[Start of EXTRACTED INFORMATION]

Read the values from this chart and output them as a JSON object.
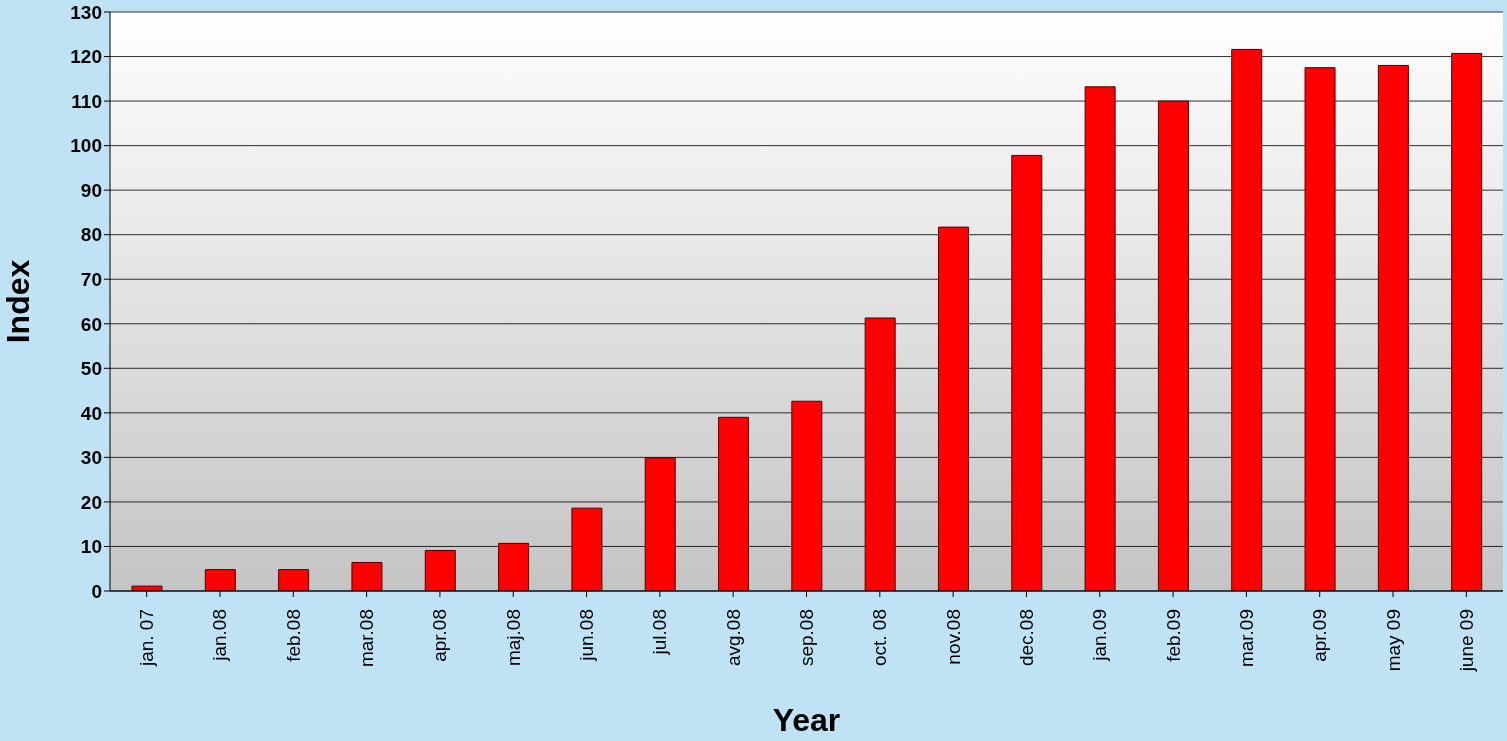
{
  "chart_data": {
    "type": "bar",
    "xlabel": "Year",
    "ylabel": "Index",
    "categories": [
      "jan. 07",
      "jan.08",
      "feb.08",
      "mar.08",
      "apr.08",
      "maj.08",
      "jun.08",
      "jul.08",
      "avg.08",
      "sep.08",
      "oct. 08",
      "nov.08",
      "dec.08",
      "jan.09",
      "feb.09",
      "mar.09",
      "apr.09",
      "may 09",
      "june 09"
    ],
    "values": [
      1.1,
      4.8,
      4.8,
      6.4,
      9.1,
      10.7,
      18.6,
      29.9,
      39.0,
      42.6,
      61.3,
      81.7,
      97.8,
      113.2,
      110.0,
      121.6,
      117.5,
      118.0,
      120.7
    ],
    "color": "#ff0000",
    "ylim": [
      0,
      130
    ],
    "yticks": [
      0,
      10,
      20,
      30,
      40,
      50,
      60,
      70,
      80,
      90,
      100,
      110,
      120,
      130
    ],
    "grid": "y"
  }
}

[End of EXTRACTED INFORMATION]

## THE REQUEST
Every record must be copied exactly, with the pictures left out.

## WRITTEN ANSWER
Read the values from this chart and output them as a JSON object.
{
  "chart_data": {
    "type": "bar",
    "xlabel": "Year",
    "ylabel": "Index",
    "categories": [
      "jan. 07",
      "jan.08",
      "feb.08",
      "mar.08",
      "apr.08",
      "maj.08",
      "jun.08",
      "jul.08",
      "avg.08",
      "sep.08",
      "oct. 08",
      "nov.08",
      "dec.08",
      "jan.09",
      "feb.09",
      "mar.09",
      "apr.09",
      "may 09",
      "june 09"
    ],
    "values": [
      1.1,
      4.8,
      4.8,
      6.4,
      9.1,
      10.7,
      18.6,
      29.9,
      39.0,
      42.6,
      61.3,
      81.7,
      97.8,
      113.2,
      110.0,
      121.6,
      117.5,
      118.0,
      120.7
    ],
    "color": "#ff0000",
    "ylim": [
      0,
      130
    ],
    "yticks": [
      0,
      10,
      20,
      30,
      40,
      50,
      60,
      70,
      80,
      90,
      100,
      110,
      120,
      130
    ],
    "grid": "y"
  }
}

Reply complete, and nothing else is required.